> _Objective_
Answer these questions about the article on universal query engines and data fabric below, using only what it states:
(a) What publication date appears in the article's byline?
(b) What percentage of businesses does the article say operate in hybrid cloud environments?
(c) What name does the article give to the process of streamlining data management through a single source?

== Page

Manage all of your data – any type, on any cloud, from any vendor – with a high-performance universal query engine and data fabric

By | 3 minute read | May 10, 2021

 

95% of businesses are operating in hybrid cloud environments with about two-thirds using multiple cloud providers.[1] This ongoing sprawl of data across multiple data stores, multiple locations, multiple clouds and even multiple vendors has driven many organizations to seek out ways to streamline data management through a single source – a process called data store convergence. Previous attempts have relied on physical data movement and ETL processes alongside vast unstructured data repositories like the data lake. Today, there is a better solution, one that utilizes a universal query engine as part of a data fabric approach with embedded governance on an insight platform that provides flexible access to a host of data storage, governance, and analytics capabilities.

====
== Listed records

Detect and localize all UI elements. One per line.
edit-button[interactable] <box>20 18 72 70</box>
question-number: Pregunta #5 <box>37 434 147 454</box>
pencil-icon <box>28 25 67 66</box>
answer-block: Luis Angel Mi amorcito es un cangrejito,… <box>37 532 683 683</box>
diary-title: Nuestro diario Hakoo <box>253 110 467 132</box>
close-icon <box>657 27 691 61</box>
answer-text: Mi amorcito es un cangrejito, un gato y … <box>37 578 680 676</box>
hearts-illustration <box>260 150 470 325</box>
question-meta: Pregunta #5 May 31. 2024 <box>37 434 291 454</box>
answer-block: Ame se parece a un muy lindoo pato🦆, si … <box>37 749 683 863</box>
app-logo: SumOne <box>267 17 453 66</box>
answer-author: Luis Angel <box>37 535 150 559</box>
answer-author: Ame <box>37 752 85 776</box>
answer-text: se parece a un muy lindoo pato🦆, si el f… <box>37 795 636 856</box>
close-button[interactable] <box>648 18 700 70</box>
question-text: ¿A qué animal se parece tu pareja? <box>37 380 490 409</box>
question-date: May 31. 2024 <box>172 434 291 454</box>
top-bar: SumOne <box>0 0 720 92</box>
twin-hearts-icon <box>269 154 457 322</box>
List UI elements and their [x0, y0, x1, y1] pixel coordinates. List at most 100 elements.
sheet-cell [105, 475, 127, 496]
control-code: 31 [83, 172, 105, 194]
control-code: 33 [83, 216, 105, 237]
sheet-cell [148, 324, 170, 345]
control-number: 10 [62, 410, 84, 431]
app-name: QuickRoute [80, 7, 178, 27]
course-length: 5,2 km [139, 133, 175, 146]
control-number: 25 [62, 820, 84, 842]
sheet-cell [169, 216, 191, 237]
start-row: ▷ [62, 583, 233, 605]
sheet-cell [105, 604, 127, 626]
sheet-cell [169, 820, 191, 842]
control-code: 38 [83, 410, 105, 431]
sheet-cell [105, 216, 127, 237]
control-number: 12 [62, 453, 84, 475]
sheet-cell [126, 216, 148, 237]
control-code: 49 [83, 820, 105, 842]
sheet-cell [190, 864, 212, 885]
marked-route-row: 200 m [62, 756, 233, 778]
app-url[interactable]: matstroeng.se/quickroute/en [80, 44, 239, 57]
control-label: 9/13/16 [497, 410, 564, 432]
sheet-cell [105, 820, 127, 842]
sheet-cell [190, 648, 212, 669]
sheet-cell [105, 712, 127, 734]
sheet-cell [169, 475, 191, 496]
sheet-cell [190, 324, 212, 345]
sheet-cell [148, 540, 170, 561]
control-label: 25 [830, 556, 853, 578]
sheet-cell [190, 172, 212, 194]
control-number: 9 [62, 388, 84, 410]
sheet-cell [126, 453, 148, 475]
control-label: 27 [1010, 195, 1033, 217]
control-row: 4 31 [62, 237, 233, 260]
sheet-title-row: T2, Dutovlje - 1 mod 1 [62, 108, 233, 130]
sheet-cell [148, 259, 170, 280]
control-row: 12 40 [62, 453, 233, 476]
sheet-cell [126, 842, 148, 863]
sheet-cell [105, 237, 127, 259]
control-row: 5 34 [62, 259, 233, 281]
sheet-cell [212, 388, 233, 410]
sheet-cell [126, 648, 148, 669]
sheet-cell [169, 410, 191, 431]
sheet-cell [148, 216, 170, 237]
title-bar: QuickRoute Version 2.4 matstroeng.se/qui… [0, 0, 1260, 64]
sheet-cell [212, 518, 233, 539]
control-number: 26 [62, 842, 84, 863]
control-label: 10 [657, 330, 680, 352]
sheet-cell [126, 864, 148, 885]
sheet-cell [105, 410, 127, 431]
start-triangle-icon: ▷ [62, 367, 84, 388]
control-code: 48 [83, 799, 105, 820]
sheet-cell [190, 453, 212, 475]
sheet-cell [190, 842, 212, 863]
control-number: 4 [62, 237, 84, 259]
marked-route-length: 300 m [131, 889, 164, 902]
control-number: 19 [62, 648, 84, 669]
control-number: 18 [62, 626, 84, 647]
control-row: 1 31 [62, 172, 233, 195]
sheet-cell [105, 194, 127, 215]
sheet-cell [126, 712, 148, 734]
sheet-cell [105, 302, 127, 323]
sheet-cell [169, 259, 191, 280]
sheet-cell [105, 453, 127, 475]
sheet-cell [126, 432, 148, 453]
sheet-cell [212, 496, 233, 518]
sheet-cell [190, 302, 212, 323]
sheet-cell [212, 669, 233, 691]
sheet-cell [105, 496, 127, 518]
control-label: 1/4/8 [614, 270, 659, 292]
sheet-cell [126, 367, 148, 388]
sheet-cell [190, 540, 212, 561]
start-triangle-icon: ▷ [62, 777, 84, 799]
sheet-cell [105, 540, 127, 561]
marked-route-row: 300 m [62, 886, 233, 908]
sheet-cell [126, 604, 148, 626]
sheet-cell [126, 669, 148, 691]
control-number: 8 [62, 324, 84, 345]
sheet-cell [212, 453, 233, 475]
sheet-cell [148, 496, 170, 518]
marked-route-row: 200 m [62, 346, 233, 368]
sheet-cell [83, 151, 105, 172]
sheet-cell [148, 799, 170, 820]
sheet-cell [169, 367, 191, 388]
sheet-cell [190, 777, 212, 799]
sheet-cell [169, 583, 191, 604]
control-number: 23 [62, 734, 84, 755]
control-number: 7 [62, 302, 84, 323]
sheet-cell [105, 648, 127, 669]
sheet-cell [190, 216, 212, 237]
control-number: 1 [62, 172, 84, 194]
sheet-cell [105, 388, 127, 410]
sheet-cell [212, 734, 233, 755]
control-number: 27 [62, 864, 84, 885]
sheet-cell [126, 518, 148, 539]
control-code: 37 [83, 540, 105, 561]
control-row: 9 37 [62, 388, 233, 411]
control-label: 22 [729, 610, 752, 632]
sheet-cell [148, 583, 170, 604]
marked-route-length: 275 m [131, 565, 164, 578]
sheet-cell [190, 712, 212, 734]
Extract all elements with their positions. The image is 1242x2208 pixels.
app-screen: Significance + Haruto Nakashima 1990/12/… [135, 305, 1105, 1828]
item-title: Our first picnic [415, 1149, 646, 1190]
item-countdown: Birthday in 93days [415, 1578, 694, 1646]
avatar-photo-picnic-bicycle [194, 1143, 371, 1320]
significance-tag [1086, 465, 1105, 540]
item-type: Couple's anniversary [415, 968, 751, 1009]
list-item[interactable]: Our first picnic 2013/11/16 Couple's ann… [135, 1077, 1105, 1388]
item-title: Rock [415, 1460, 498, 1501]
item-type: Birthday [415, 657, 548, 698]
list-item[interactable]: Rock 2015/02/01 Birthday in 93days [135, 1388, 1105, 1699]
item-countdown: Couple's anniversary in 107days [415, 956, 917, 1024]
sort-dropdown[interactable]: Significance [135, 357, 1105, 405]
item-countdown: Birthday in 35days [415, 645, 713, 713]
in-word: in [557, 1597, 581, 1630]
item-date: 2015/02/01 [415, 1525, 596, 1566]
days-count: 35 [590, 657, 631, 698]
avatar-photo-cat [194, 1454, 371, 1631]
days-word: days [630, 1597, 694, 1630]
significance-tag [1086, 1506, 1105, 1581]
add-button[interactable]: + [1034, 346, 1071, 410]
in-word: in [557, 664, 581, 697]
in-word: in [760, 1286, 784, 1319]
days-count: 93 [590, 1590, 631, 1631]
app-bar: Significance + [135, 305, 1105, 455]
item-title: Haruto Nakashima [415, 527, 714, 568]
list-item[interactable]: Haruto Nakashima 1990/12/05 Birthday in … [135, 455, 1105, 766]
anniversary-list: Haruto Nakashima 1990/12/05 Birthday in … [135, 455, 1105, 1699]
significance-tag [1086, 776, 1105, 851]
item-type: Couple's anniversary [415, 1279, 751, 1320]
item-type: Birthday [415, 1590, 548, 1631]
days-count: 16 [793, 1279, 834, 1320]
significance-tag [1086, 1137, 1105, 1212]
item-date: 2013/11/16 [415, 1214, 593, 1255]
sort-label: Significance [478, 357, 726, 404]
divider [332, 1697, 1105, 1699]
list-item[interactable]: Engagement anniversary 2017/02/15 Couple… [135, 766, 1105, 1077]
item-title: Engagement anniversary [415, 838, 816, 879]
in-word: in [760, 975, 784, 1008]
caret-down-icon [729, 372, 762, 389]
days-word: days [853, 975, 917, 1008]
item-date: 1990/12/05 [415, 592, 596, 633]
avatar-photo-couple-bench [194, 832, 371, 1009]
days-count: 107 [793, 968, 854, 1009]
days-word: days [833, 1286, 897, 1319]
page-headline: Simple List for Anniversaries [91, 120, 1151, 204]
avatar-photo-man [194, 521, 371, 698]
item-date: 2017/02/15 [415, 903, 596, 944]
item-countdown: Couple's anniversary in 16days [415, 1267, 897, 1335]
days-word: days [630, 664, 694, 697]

====

> _Response to this task_
(a) May 10, 2021
(b) 95%
(c) Data store convergence